# Exercise details
Set down the records once more, please, exactly and with the pictures left out.

# Recorded data

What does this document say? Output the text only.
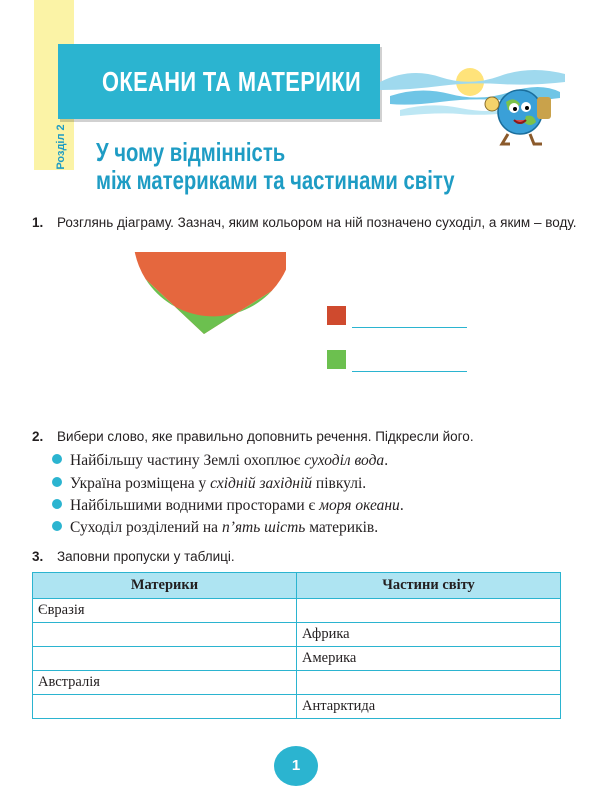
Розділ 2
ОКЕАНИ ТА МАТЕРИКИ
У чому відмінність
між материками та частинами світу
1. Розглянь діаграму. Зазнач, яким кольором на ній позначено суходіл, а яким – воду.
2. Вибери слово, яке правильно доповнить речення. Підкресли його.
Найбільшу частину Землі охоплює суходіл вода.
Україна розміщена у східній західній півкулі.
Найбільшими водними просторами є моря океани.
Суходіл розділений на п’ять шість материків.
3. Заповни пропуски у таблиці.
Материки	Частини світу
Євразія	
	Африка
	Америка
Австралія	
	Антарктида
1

# Finished exercise
What does this document say? Output the text only.
Розділ 2
ОКЕАНИ ТА МАТЕРИКИ
У чому відмінність
між материками та частинами світу
1. Розглянь діаграму. Зазнач, яким кольором на ній позначено суходіл, а яким – воду.
2. Вибери слово, яке правильно доповнить речення. Підкресли його.
Найбільшу частину Землі охоплює суходіл вода.
Україна розміщена у східній західній півкулі.
Найбільшими водними просторами є моря океани.
Суходіл розділений на п’ять шість материків.
3. Заповни пропуски у таблиці.
Материки	Частини світу
Євразія	
	Африка
	Америка
Австралія	
	Антарктида
1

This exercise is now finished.